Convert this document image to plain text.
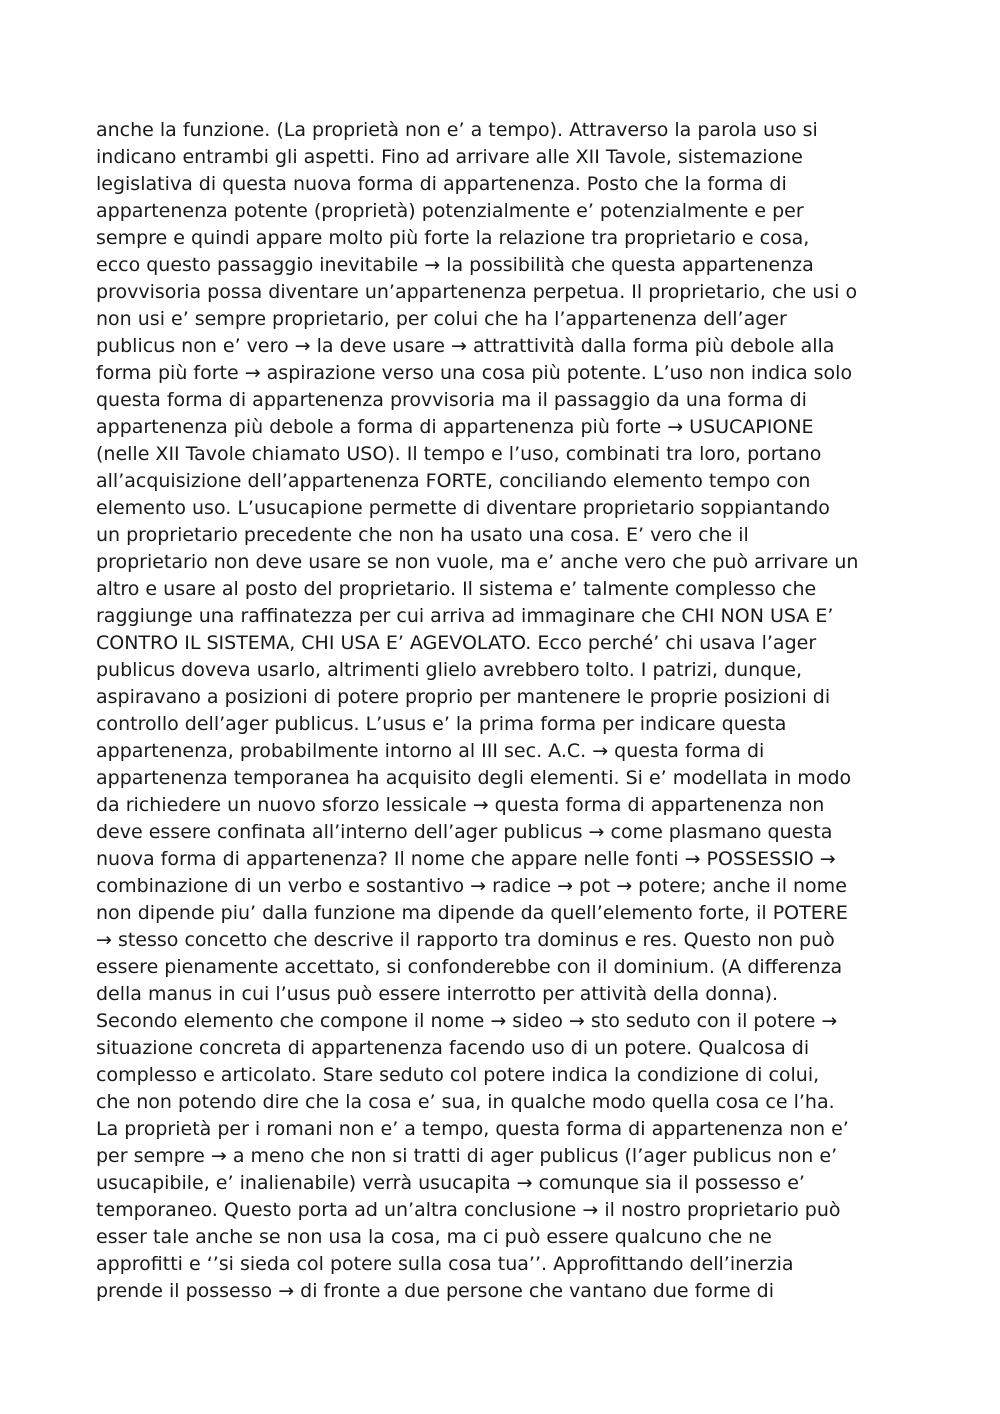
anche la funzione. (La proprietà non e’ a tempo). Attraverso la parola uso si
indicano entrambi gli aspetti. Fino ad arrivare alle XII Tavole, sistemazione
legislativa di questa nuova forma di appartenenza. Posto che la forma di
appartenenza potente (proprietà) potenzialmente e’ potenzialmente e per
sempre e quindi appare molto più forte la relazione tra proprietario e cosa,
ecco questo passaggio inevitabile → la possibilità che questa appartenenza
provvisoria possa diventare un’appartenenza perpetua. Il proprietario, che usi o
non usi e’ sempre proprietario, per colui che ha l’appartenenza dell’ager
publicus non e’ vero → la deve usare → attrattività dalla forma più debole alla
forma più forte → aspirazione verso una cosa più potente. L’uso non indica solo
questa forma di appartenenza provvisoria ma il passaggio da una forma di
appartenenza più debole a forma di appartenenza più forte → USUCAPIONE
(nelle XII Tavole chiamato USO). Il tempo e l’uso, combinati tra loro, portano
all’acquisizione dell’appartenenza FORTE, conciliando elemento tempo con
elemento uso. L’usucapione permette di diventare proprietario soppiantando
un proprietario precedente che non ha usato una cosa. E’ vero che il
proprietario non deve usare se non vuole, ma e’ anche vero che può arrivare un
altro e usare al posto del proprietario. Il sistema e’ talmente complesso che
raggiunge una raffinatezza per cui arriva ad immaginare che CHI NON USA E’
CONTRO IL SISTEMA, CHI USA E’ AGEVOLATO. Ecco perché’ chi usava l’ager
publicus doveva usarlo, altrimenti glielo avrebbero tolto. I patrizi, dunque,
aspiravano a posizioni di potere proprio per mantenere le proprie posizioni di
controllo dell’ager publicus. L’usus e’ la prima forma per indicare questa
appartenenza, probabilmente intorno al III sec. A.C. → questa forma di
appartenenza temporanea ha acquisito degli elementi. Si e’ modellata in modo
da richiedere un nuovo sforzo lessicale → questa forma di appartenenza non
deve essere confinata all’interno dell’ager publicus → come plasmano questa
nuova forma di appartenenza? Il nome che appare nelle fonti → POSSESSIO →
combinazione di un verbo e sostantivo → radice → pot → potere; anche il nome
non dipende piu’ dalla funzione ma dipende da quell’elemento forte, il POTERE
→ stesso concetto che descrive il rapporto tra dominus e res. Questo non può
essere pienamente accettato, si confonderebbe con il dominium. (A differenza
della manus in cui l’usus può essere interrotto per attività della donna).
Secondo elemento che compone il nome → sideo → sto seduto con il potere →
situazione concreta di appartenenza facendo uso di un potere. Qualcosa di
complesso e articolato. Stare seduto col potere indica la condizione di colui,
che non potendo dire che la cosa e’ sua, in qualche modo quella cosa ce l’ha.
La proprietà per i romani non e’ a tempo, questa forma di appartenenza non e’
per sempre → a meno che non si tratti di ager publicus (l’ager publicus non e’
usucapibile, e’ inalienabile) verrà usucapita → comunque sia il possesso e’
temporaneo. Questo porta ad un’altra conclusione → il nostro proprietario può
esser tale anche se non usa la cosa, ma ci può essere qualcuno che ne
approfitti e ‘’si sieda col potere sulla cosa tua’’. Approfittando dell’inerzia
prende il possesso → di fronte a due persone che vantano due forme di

> Set exercise:
Quote the records in full and exactly; skip any image.

> Task solution:
Convert this document image to plain text.
anche la funzione. (La proprietà non e’ a tempo). Attraverso la parola uso si
indicano entrambi gli aspetti. Fino ad arrivare alle XII Tavole, sistemazione
legislativa di questa nuova forma di appartenenza. Posto che la forma di
appartenenza potente (proprietà) potenzialmente e’ potenzialmente e per
sempre e quindi appare molto più forte la relazione tra proprietario e cosa,
ecco questo passaggio inevitabile → la possibilità che questa appartenenza
provvisoria possa diventare un’appartenenza perpetua. Il proprietario, che usi o
non usi e’ sempre proprietario, per colui che ha l’appartenenza dell’ager
publicus non e’ vero → la deve usare → attrattività dalla forma più debole alla
forma più forte → aspirazione verso una cosa più potente. L’uso non indica solo
questa forma di appartenenza provvisoria ma il passaggio da una forma di
appartenenza più debole a forma di appartenenza più forte → USUCAPIONE
(nelle XII Tavole chiamato USO). Il tempo e l’uso, combinati tra loro, portano
all’acquisizione dell’appartenenza FORTE, conciliando elemento tempo con
elemento uso. L’usucapione permette di diventare proprietario soppiantando
un proprietario precedente che non ha usato una cosa. E’ vero che il
proprietario non deve usare se non vuole, ma e’ anche vero che può arrivare un
altro e usare al posto del proprietario. Il sistema e’ talmente complesso che
raggiunge una raffinatezza per cui arriva ad immaginare che CHI NON USA E’
CONTRO IL SISTEMA, CHI USA E’ AGEVOLATO. Ecco perché’ chi usava l’ager
publicus doveva usarlo, altrimenti glielo avrebbero tolto. I patrizi, dunque,
aspiravano a posizioni di potere proprio per mantenere le proprie posizioni di
controllo dell’ager publicus. L’usus e’ la prima forma per indicare questa
appartenenza, probabilmente intorno al III sec. A.C. → questa forma di
appartenenza temporanea ha acquisito degli elementi. Si e’ modellata in modo
da richiedere un nuovo sforzo lessicale → questa forma di appartenenza non
deve essere confinata all’interno dell’ager publicus → come plasmano questa
nuova forma di appartenenza? Il nome che appare nelle fonti → POSSESSIO →
combinazione di un verbo e sostantivo → radice → pot → potere; anche il nome
non dipende piu’ dalla funzione ma dipende da quell’elemento forte, il POTERE
→ stesso concetto che descrive il rapporto tra dominus e res. Questo non può
essere pienamente accettato, si confonderebbe con il dominium. (A differenza
della manus in cui l’usus può essere interrotto per attività della donna).
Secondo elemento che compone il nome → sideo → sto seduto con il potere →
situazione concreta di appartenenza facendo uso di un potere. Qualcosa di
complesso e articolato. Stare seduto col potere indica la condizione di colui,
che non potendo dire che la cosa e’ sua, in qualche modo quella cosa ce l’ha.
La proprietà per i romani non e’ a tempo, questa forma di appartenenza non e’
per sempre → a meno che non si tratti di ager publicus (l’ager publicus non e’
usucapibile, e’ inalienabile) verrà usucapita → comunque sia il possesso e’
temporaneo. Questo porta ad un’altra conclusione → il nostro proprietario può
esser tale anche se non usa la cosa, ma ci può essere qualcuno che ne
approfitti e ‘’si sieda col potere sulla cosa tua’’. Approfittando dell’inerzia
prende il possesso → di fronte a due persone che vantano due forme di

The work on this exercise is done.